» **Problems and tasks**
A: Print the part of the LAMS figure captions starting at "Adverse events of" and ending at "the new LAMS.".
B: According to the LAMS figure captions, where was the distal flange of the stent pulled out to during deployment in the mis-deployment case?
C: Continue the LAMS figure captions from where they stop.

[Quoted passage]

Preoperative case of pancreatic head cancer with duodenal bulb route of lumen‐apposing metal stents (LAMS) placement. (a) The patient was admitted to our hospital with vomiting and anorexia. The patient had undergone insertion of a plastic stent into the common bile duct because of obstructive cholangitis caused by cancer of the pancreatic head. Contrast‐enhanced computed tomography revealed obstructive pancreatitis due to the pancreatic head cancer and pancreatic fluid collections (red circle) on the tail side of the pancreatic head cancer. (b) Upper endoscopy revealed extrinsic compression by pancreatic fluid collections of the pancreatic head in the duodenal bulb. The endoscope encountered difficulty passing to the second part of the duodenum, revealing a passage obstruction. (c) In this case, due to the preoperative state of pancreatic head cancer, the site of LAMS placement was selected using the duodenal bulb route, which is within the scope of subtotal stomach‐preserving pancreaticoduodenectomy.
Adverse events of mis‐development during lumen‐apposing metal stents (LAMS) insertion. (a) Endoscopic findings in the case with LAMS mis‐deployment. The distal flange of the LAMS was pulled out to the stomach during LAMS deployment. (b) A new LAMS is inserted into the walled‐off necrosis (WON) of the pancreatic tail. A puncture hole (arrow) is seen, representing the first LAMS insertion site, on the anal side of the new LAMS.

[/Quoted passage]
[Extracted entries]

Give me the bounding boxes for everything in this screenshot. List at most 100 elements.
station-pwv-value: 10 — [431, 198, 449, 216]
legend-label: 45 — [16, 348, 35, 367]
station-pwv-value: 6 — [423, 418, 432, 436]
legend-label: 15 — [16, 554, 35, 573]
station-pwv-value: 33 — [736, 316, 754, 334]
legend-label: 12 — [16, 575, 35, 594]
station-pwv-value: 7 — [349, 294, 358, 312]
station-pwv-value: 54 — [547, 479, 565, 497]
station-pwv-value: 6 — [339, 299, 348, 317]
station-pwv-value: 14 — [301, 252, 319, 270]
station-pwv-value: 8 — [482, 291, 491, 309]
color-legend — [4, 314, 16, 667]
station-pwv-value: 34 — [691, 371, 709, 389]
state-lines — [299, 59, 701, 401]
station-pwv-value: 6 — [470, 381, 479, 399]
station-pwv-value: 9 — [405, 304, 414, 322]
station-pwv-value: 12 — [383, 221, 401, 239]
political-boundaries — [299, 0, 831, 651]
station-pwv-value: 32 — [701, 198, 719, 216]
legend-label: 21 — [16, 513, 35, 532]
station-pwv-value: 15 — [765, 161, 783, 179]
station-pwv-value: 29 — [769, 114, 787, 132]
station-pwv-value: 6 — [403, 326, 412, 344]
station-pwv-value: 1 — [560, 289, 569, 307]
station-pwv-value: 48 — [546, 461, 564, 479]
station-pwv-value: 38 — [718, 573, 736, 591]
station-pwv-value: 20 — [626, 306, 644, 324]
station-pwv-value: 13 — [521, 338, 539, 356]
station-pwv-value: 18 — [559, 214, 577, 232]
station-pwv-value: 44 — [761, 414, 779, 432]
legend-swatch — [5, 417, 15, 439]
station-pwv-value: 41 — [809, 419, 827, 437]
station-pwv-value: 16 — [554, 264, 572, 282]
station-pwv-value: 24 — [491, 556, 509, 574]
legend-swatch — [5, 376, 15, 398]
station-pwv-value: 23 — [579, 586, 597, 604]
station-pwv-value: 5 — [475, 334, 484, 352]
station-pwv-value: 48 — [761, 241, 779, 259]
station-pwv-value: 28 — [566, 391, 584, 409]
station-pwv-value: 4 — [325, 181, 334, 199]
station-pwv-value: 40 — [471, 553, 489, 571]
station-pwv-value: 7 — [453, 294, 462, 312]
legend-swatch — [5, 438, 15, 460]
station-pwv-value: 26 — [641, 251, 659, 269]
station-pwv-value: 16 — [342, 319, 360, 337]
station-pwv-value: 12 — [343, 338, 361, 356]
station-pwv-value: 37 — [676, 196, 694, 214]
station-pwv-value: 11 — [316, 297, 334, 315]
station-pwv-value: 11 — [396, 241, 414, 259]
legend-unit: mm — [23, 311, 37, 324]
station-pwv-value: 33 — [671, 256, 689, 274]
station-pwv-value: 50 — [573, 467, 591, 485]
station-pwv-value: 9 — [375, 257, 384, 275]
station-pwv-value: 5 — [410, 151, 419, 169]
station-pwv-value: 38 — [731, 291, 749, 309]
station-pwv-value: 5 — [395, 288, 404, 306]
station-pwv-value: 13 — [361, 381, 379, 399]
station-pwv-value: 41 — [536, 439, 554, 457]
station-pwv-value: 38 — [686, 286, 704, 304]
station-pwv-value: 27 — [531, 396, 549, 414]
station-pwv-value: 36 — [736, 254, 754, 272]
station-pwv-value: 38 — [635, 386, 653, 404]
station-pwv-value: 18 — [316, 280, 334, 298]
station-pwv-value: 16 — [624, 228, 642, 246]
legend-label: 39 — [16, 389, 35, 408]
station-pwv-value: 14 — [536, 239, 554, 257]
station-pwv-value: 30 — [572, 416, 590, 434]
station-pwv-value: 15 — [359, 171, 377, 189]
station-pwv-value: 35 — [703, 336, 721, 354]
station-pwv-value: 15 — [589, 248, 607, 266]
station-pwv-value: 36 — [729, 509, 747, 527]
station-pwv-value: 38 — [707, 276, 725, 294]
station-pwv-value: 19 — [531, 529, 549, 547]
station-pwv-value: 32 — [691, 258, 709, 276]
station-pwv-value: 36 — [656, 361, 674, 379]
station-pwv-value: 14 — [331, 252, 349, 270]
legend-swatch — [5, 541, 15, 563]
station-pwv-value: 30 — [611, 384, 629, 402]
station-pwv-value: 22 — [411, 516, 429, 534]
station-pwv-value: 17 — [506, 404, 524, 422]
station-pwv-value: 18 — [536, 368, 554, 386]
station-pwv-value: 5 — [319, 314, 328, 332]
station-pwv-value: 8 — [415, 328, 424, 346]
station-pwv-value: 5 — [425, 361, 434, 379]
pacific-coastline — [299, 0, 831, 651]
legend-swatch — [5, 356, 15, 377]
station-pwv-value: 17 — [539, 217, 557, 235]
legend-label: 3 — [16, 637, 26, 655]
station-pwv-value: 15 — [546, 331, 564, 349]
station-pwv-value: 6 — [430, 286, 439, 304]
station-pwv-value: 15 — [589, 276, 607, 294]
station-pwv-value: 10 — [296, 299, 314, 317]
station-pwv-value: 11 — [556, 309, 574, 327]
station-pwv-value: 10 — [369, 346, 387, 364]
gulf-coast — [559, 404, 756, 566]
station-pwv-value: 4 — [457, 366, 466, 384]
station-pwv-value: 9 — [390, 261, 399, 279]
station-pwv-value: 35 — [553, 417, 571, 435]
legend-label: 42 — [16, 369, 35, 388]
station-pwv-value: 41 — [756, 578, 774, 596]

[/Extracted entries]

» **Numbered answers**
A:
Adverse events of mis‐development during lumen‐apposing metal stents (LAMS) insertion. (a) Endoscopic findings in the case with LAMS mis‐deployment. The distal flange of the LAMS was pulled out to the stomach during LAMS deployment. (b) A new LAMS is inserted into the walled‐off necrosis (WON) of the pancreatic tail. A puncture hole (arrow) is seen, representing the first LAMS insertion site, on the anal side of the new LAMS.

B: It was pulled out to the stomach.

C:
Clinical Outcomes
3.2
Characteristics of primary outcomes and clinical success are summarized in Table 2. Clinical success of LAMS placement for the treatment of PFCs was achieved in 24 of 25 cases (96%). In contrast, clinical success of DPS placement for the treatment of PFCs was achieved in 23 of 26 cases (88.5%). Among PFCs treated with LAMS or DPS, clinical success was achieved in all 18 cases (100%) and 18 of 20 cases (90%), respectively, for PPC, and in six of seven cases (86%) and five of six cases (83%), respectively, for WON. The criteria for LAMS removal included resolution of PFC symptoms or at least 50% reduction in the size of PFCs on imaging findings. Median LAMS indwell term was 46 days (range, 36–60 days). Four cases underwent direct endoscopic necrosectomy (DEN) after LAMS placement for the treatment of PFCs (Figure 3). In all cases, PFCs tended to shrink after DEN, and the LAMS could be removed, and no patients experienced recurrence after LAMS removal. In the other cases, PFCs shrank with LAMS placement alone for the treatment of PFCs and did not require further treatment. No cases required additional percutaneous drainage or surgery.
Direct endoscopic necrosectomy (DEN) after lumen‐apposing metal stents (LAMS) placement. (a) Endoscopic findings before DEN reveal the inside of the pancreatic fluid collections (PFCs) filled with a large amount of necrotic tissue. (b) Endoscopic findings during DEN with biopsy forceps. (c) Endoscopic findings during DEN with the endoscopic waterjet device. (d) Endoscopic findings after DEN reveal that the inside of the PFCs is clear.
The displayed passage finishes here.